> **Task inputs**:
━━━━━━━━━━━━━━━━

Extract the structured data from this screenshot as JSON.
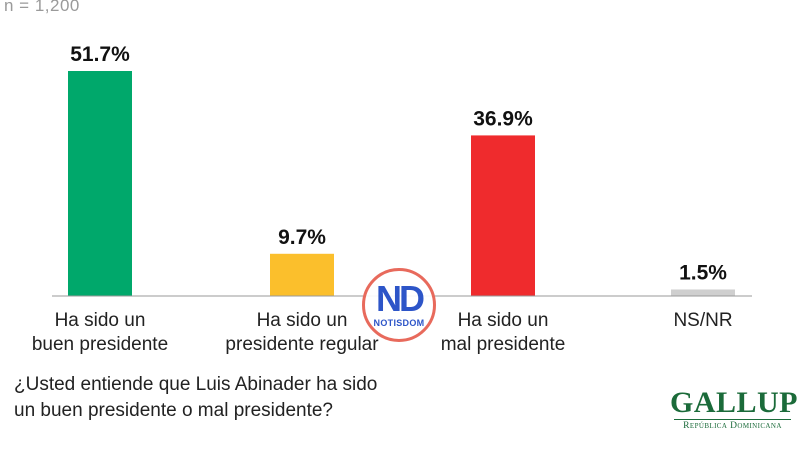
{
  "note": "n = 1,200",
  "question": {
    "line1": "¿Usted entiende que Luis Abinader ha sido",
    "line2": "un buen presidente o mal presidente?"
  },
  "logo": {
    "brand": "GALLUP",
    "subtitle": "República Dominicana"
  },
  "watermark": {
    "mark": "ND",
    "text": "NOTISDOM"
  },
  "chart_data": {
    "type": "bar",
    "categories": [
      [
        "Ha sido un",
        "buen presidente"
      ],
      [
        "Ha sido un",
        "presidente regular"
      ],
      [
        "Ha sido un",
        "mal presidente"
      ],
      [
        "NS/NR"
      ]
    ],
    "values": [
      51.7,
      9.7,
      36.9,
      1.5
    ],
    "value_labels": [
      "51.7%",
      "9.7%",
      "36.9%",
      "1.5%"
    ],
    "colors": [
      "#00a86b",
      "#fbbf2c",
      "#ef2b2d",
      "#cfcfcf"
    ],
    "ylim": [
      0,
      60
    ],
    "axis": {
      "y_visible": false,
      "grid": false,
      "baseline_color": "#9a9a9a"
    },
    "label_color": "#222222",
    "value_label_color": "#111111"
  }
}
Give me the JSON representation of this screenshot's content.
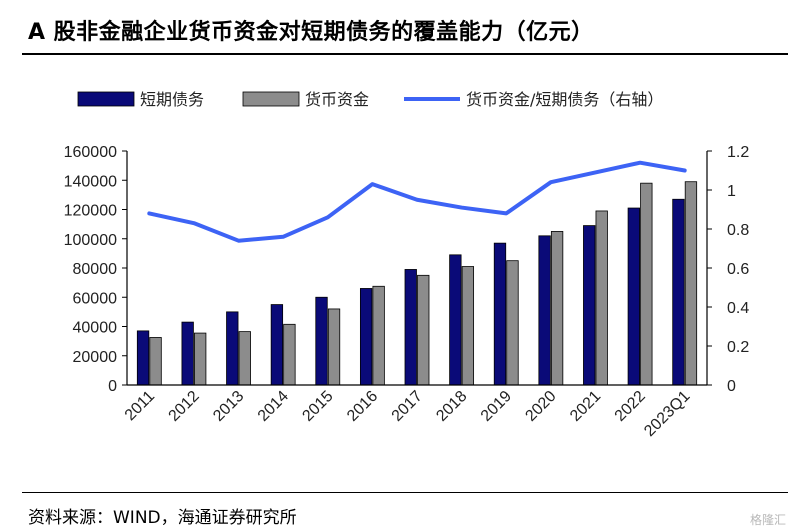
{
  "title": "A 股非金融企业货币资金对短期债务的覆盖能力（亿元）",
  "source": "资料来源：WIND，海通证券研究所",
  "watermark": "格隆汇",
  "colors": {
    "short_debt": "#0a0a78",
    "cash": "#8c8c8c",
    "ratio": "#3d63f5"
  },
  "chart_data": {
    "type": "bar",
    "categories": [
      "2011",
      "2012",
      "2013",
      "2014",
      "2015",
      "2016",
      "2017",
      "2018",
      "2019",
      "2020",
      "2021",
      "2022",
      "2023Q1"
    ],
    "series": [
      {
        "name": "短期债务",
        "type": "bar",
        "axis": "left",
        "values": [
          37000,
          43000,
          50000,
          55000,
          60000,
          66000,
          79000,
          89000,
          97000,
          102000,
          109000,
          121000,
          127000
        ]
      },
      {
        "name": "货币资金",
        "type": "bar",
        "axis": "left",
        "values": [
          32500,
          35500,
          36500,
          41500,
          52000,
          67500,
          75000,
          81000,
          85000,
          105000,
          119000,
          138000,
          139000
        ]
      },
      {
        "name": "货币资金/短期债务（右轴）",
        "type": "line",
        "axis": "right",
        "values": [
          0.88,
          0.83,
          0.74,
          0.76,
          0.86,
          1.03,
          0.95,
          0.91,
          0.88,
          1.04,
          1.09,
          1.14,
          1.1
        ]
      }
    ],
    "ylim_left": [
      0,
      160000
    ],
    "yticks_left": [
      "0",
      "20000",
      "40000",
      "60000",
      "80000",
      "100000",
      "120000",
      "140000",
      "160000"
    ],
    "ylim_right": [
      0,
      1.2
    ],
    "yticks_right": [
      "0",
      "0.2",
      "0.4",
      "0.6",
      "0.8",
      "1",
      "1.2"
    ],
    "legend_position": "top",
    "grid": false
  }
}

━━━━━━━━━━━━━━━━

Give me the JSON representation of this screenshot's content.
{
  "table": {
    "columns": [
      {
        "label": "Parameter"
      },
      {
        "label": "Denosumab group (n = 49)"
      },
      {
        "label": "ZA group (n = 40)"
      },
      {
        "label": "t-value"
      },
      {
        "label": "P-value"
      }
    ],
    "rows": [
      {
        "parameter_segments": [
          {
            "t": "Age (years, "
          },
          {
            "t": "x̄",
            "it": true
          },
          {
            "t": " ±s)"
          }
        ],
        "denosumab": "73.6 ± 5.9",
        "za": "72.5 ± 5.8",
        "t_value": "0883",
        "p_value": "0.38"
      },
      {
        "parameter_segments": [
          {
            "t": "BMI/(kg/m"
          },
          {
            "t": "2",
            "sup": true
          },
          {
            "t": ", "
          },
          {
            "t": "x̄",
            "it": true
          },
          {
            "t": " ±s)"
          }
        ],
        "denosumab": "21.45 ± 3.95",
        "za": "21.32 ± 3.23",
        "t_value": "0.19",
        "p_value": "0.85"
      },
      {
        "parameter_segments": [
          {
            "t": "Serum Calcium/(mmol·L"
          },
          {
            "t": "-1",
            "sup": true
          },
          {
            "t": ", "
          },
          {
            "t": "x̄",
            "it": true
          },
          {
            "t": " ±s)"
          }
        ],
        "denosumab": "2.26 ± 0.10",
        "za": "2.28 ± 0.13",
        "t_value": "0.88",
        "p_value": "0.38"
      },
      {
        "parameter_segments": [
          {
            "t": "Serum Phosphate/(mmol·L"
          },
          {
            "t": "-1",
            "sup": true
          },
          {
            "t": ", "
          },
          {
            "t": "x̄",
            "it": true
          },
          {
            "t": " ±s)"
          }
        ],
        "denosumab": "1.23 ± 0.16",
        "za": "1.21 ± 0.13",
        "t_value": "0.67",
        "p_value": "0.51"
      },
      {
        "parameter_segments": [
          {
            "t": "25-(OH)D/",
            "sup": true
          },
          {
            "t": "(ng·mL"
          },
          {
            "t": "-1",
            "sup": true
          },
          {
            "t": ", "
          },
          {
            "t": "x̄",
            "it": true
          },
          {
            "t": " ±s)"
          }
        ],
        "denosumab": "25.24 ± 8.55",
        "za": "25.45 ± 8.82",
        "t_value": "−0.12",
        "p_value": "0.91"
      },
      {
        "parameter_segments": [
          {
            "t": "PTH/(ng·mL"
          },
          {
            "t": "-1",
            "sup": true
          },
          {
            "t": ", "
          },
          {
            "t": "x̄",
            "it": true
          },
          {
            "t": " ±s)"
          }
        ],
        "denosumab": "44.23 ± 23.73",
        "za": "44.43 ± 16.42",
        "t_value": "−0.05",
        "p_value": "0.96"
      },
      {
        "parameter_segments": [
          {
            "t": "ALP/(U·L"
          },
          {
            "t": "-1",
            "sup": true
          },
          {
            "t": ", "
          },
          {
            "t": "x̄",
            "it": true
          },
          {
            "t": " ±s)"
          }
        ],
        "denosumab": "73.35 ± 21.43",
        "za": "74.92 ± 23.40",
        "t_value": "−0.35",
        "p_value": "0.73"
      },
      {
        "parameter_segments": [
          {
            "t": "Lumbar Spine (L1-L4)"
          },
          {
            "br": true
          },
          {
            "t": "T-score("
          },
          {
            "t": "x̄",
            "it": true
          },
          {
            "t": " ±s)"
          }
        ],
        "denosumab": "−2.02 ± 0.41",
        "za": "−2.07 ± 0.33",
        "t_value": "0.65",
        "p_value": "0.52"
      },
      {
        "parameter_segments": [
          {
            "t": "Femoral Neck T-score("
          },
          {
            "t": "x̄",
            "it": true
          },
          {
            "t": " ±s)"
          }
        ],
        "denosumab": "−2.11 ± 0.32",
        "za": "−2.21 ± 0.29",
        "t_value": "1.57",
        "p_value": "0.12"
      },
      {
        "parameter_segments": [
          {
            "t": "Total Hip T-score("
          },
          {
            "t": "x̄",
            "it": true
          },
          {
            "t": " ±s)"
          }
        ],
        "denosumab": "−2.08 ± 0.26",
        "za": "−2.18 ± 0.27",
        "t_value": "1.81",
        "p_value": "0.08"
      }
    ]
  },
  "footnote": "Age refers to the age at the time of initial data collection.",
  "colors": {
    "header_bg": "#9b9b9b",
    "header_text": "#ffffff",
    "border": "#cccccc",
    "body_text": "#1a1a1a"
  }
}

━━━━━━━━━━━━━━━━

> **What is asked**:
What is the number of lines in the records that contain the word "score"? Answer with the number and nothing else.

> **Task answer**:
3